Texte fourni:
Avant, c’est lorsqu’elle avait un travail. Secrétaire à 1.200 euros mensuels. « Dont plus de la moitié passait dans le loyer. »
Aujourd’hui, elle émarge au club des demandeurs d’emploi et témoigne dans le cadre d’une série de reportages que France-Inter réalise sur le thème « Comment vivent-ils la crise ? ». (Au sortir d’un flash infos égrenant le chapelet des licenciements et ressassant le scandale des parachutes dorés, l’interrogation se teinte de surréalisme, hésitant entre acuité et ironie.)

Elle, la crise, elle la vit étrangement bien. Il faut dire que quand on n’a plus rien, on n’est pas miné par la crainte de le perdre…
Chômeuse en fin de droits avec quelques centaines d’Euros par mois pour survivre, cela fait quelque temps déjà qu’elle a rangé appartement et pouvoir d’achat dans le tiroir des souvenirs. Elle évolue désormais dans une société parallèle où la débrouille et la solidarité ont remplacé la consommation et l’argent. Elle habite un squat et raconte :« Tous les meubles, on les a récupérés sur les poubelles. On partage le maximum de choses, lave-linge, etc. Quand on besoin d’une voiture, un voisin nous prête la sienne et on le dédommage par l’un ou l’autre service. Certains vont récupérer des denrées alimentaires dont les grands magasins se débarrassent. Moi, personnellement, je ne le fais pas mais je profite de ce qu’ils ramènent… » Au final, même si elle « n’aurait jamais cru en arriver là », elle reconnaît qu’elle « vit mieux maintenant qu’avant ».

Section des données:
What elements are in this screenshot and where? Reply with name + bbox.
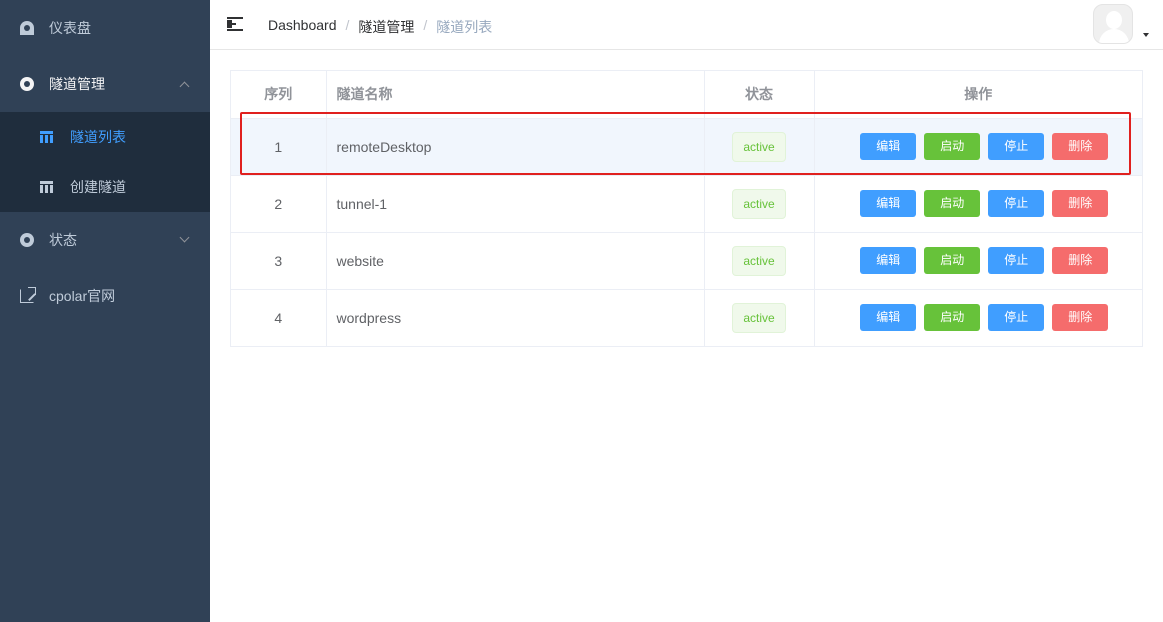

Votre objectif: Recopiez intégralement le texte fourni plus haut, mot pour mot et sans en modifier la ponctuation.

Réponse complète:
Avant, c’est lorsqu’elle avait un travail. Secrétaire à 1.200 euros mensuels. « Dont plus de la moitié passait dans le loyer. »
Aujourd’hui, elle émarge au club des demandeurs d’emploi et témoigne dans le cadre d’une série de reportages que France-Inter réalise sur le thème « Comment vivent-ils la crise ? ». (Au sortir d’un flash infos égrenant le chapelet des licenciements et ressassant le scandale des parachutes dorés, l’interrogation se teinte de surréalisme, hésitant entre acuité et ironie.)

Elle, la crise, elle la vit étrangement bien. Il faut dire que quand on n’a plus rien, on n’est pas miné par la crainte de le perdre…
Chômeuse en fin de droits avec quelques centaines d’Euros par mois pour survivre, cela fait quelque temps déjà qu’elle a rangé appartement et pouvoir d’achat dans le tiroir des souvenirs. Elle évolue désormais dans une société parallèle où la débrouille et la solidarité ont remplacé la consommation et l’argent. Elle habite un squat et raconte :« Tous les meubles, on les a récupérés sur les poubelles. On partage le maximum de choses, lave-linge, etc. Quand on besoin d’une voiture, un voisin nous prête la sienne et on le dédommage par l’un ou l’autre service. Certains vont récupérer des denrées alimentaires dont les grands magasins se débarrassent. Moi, personnellement, je ne le fais pas mais je profite de ce qu’ils ramènent… » Au final, même si elle « n’aurait jamais cru en arriver là », elle reconnaît qu’elle « vit mieux maintenant qu’avant ».